• [Task objective]
Please give the listing again, word for word, with nothing left out.

(Data entries for graphics)
>>>
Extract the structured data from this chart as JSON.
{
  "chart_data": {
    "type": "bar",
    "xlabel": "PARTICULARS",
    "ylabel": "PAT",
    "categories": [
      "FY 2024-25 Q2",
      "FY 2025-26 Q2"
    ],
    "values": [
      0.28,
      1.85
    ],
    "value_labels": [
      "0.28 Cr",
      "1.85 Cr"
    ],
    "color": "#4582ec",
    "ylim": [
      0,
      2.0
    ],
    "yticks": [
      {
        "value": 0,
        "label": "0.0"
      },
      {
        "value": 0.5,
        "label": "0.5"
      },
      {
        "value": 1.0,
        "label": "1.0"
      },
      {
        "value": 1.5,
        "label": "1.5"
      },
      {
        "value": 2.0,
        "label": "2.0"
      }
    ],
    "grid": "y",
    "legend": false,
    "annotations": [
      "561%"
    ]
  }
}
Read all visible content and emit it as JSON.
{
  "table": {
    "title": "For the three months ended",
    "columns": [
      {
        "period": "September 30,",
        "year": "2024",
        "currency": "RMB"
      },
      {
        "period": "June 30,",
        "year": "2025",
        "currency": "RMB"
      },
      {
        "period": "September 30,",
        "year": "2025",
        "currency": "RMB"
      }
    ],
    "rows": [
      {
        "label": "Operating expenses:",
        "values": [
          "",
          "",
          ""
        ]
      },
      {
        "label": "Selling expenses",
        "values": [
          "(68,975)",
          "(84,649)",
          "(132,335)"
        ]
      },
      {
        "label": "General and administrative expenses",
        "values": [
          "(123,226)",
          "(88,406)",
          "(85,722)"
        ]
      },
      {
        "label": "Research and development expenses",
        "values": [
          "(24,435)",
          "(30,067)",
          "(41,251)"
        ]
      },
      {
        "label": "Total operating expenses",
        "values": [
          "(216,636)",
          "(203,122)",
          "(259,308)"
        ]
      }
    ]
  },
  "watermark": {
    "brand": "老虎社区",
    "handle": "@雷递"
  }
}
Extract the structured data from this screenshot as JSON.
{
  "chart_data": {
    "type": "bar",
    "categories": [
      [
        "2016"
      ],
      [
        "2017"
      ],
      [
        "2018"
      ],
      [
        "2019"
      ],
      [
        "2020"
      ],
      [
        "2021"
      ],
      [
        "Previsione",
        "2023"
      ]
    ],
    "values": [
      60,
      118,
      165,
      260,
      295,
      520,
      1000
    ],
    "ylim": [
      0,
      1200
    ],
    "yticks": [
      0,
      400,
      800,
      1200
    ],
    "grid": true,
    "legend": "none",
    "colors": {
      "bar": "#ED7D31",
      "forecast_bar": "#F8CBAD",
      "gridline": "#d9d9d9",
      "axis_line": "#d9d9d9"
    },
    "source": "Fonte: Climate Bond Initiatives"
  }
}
<<<
• [Written answer]
Extract the structured data from this chart as JSON.
{
  "chart_data": {
    "type": "bar",
    "xlabel": "PARTICULARS",
    "ylabel": "PAT",
    "categories": [
      "FY 2024-25 Q2",
      "FY 2025-26 Q2"
    ],
    "values": [
      0.28,
      1.85
    ],
    "value_labels": [
      "0.28 Cr",
      "1.85 Cr"
    ],
    "color": "#4582ec",
    "ylim": [
      0,
      2.0
    ],
    "yticks": [
      {
        "value": 0,
        "label": "0.0"
      },
      {
        "value": 0.5,
        "label": "0.5"
      },
      {
        "value": 1.0,
        "label": "1.0"
      },
      {
        "value": 1.5,
        "label": "1.5"
      },
      {
        "value": 2.0,
        "label": "2.0"
      }
    ],
    "grid": "y",
    "legend": false,
    "annotations": [
      "561%"
    ]
  }
}
Read all visible content and emit it as JSON.
{
  "table": {
    "title": "For the three months ended",
    "columns": [
      {
        "period": "September 30,",
        "year": "2024",
        "currency": "RMB"
      },
      {
        "period": "June 30,",
        "year": "2025",
        "currency": "RMB"
      },
      {
        "period": "September 30,",
        "year": "2025",
        "currency": "RMB"
      }
    ],
    "rows": [
      {
        "label": "Operating expenses:",
        "values": [
          "",
          "",
          ""
        ]
      },
      {
        "label": "Selling expenses",
        "values": [
          "(68,975)",
          "(84,649)",
          "(132,335)"
        ]
      },
      {
        "label": "General and administrative expenses",
        "values": [
          "(123,226)",
          "(88,406)",
          "(85,722)"
        ]
      },
      {
        "label": "Research and development expenses",
        "values": [
          "(24,435)",
          "(30,067)",
          "(41,251)"
        ]
      },
      {
        "label": "Total operating expenses",
        "values": [
          "(216,636)",
          "(203,122)",
          "(259,308)"
        ]
      }
    ]
  },
  "watermark": {
    "brand": "老虎社区",
    "handle": "@雷递"
  }
}
Extract the structured data from this screenshot as JSON.
{
  "chart_data": {
    "type": "bar",
    "categories": [
      [
        "2016"
      ],
      [
        "2017"
      ],
      [
        "2018"
      ],
      [
        "2019"
      ],
      [
        "2020"
      ],
      [
        "2021"
      ],
      [
        "Previsione",
        "2023"
      ]
    ],
    "values": [
      60,
      118,
      165,
      260,
      295,
      520,
      1000
    ],
    "ylim": [
      0,
      1200
    ],
    "yticks": [
      0,
      400,
      800,
      1200
    ],
    "grid": true,
    "legend": "none",
    "colors": {
      "bar": "#ED7D31",
      "forecast_bar": "#F8CBAD",
      "gridline": "#d9d9d9",
      "axis_line": "#d9d9d9"
    },
    "source": "Fonte: Climate Bond Initiatives"
  }
}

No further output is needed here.